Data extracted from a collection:
##########

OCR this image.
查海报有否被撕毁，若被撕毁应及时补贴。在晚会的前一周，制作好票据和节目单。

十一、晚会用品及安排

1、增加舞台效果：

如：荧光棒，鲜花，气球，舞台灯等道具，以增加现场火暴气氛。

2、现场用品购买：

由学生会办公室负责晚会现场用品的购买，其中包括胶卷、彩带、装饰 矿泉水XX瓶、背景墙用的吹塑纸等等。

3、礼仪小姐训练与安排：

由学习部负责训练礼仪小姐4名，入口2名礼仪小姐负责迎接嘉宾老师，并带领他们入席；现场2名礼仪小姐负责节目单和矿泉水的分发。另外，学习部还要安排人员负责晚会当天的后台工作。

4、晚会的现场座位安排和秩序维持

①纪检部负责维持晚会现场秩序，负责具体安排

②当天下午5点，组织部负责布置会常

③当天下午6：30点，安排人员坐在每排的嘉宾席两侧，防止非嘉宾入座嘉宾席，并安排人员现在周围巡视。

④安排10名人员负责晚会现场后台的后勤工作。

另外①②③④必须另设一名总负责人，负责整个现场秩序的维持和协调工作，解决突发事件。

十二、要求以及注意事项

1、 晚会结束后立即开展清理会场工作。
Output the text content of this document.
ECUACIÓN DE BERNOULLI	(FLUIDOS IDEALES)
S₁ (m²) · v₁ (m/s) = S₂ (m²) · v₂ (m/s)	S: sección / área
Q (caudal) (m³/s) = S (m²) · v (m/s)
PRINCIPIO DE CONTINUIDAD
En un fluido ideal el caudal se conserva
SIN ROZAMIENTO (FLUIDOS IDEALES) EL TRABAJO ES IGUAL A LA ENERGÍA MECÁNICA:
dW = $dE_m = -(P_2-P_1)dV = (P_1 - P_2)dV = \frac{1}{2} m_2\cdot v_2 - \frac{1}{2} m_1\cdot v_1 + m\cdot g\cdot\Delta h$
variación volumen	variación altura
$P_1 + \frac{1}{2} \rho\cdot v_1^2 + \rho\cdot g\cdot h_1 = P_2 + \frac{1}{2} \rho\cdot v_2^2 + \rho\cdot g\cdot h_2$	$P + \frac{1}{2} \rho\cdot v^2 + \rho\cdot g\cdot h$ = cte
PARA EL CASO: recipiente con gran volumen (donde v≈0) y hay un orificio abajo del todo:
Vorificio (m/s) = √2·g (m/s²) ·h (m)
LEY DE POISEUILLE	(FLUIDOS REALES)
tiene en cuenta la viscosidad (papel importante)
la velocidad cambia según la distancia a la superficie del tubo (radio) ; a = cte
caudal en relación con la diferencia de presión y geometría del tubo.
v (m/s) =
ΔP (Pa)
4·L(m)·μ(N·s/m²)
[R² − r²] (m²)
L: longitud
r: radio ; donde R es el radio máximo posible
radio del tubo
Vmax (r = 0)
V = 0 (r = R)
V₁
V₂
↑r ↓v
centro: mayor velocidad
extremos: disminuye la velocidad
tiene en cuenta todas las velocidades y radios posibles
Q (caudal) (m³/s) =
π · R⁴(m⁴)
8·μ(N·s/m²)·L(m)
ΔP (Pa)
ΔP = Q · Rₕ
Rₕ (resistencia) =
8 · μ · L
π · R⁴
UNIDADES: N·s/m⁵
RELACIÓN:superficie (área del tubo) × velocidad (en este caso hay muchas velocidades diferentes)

##########

• _PROBLEM DETAILS_:
Identify the lines in the entries that hold "volumen" and return each one.

• _THE ANSWER_:
variación volumen	variación altura
PARA EL CASO: recipiente con gran volumen (donde v≈0) y hay un orificio abajo del todo:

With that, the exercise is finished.